-- Records provided start --
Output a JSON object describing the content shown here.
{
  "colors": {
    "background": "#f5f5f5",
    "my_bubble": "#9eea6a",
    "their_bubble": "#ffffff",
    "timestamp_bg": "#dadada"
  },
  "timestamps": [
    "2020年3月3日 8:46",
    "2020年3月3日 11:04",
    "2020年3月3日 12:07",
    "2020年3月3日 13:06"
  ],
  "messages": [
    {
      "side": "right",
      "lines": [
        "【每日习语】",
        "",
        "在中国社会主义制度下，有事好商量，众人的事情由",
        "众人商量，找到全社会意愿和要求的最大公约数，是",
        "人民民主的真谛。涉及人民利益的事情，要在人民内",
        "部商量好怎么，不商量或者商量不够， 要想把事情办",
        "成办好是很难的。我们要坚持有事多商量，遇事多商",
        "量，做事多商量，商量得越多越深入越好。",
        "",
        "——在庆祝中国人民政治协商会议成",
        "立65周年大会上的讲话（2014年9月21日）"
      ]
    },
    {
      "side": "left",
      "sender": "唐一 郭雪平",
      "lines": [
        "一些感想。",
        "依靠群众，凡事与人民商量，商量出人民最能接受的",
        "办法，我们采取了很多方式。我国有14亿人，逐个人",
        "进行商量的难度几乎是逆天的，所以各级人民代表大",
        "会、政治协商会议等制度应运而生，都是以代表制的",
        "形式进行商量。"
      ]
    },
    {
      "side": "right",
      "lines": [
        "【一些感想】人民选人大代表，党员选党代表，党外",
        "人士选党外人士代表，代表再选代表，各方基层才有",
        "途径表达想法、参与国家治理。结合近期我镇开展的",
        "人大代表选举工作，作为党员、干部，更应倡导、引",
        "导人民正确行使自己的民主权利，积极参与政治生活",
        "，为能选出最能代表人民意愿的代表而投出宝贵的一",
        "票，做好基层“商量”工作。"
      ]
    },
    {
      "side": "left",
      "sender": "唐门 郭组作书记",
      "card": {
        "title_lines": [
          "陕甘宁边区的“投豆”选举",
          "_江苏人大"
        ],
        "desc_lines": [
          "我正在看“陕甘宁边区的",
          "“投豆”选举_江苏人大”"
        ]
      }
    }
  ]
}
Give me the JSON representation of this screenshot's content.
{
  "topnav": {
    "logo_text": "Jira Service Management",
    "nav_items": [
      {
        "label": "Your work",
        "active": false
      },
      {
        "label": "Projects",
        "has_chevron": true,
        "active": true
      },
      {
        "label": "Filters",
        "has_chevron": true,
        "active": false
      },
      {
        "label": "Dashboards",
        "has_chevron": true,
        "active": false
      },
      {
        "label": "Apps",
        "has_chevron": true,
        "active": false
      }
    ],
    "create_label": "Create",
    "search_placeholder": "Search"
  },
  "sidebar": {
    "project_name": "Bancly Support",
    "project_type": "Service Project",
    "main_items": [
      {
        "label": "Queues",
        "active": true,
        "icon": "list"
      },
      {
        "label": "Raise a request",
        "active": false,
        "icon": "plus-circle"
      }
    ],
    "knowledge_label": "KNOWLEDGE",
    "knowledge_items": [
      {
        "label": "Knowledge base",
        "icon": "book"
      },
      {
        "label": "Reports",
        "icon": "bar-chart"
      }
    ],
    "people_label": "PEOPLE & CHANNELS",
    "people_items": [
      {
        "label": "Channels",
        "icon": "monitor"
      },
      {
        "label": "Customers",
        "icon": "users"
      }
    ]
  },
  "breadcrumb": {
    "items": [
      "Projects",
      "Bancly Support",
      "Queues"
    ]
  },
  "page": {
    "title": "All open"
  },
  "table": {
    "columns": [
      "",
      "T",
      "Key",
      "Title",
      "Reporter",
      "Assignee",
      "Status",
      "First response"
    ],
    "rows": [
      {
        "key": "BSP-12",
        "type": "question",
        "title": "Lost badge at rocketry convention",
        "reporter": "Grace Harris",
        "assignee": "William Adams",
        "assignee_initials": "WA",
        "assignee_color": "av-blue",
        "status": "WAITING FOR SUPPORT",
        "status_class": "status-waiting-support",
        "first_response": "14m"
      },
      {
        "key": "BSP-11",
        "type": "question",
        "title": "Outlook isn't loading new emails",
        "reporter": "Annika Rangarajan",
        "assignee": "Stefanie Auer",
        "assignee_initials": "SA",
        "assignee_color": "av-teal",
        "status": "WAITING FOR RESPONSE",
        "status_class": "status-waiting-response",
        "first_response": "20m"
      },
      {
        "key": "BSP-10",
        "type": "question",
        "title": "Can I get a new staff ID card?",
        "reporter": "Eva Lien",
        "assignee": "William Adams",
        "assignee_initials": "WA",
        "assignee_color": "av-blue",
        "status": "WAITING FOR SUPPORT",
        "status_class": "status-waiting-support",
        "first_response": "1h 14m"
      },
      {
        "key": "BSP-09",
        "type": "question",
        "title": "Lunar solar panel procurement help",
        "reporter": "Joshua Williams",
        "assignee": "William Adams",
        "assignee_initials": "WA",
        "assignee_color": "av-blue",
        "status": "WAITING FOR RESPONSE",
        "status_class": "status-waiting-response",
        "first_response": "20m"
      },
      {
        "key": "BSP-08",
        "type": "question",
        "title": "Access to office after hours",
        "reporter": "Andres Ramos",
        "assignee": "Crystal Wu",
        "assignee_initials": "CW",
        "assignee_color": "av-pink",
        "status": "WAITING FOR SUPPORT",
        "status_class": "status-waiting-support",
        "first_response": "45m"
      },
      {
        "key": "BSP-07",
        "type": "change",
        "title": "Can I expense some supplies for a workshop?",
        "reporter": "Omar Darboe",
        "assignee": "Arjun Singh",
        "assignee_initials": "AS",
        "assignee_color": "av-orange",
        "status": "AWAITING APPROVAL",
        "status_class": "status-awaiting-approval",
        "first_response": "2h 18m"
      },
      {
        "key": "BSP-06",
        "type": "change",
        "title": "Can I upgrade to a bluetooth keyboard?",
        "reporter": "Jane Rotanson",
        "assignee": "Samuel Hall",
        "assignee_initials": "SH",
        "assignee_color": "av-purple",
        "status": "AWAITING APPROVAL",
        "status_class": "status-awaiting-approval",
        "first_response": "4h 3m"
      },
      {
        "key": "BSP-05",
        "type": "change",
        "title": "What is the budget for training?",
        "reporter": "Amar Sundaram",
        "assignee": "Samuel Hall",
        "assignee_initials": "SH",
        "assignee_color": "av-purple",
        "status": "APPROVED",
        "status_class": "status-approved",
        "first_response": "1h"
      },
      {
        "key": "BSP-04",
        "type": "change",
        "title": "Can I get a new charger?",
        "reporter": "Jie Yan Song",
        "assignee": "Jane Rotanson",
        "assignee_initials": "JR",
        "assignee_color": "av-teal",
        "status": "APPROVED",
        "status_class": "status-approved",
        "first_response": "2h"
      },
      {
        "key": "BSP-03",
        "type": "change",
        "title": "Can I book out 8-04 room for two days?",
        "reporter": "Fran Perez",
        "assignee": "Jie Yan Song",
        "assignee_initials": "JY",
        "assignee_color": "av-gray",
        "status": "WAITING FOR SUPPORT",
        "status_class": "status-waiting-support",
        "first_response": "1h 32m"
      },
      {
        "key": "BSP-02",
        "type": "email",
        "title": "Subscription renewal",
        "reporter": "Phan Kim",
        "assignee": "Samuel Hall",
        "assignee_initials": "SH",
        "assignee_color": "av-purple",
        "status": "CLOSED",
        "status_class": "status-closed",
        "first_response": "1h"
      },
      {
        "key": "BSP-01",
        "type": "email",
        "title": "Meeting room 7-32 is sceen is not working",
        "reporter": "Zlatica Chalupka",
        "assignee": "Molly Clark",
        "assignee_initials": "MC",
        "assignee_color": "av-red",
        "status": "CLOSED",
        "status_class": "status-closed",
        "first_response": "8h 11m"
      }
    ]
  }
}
-- Records provided end --
Prompt:
Identify and copy all lines with the word "Bancly".

Output for this task:
    "project_name": "Bancly Support",
      "Bancly Support",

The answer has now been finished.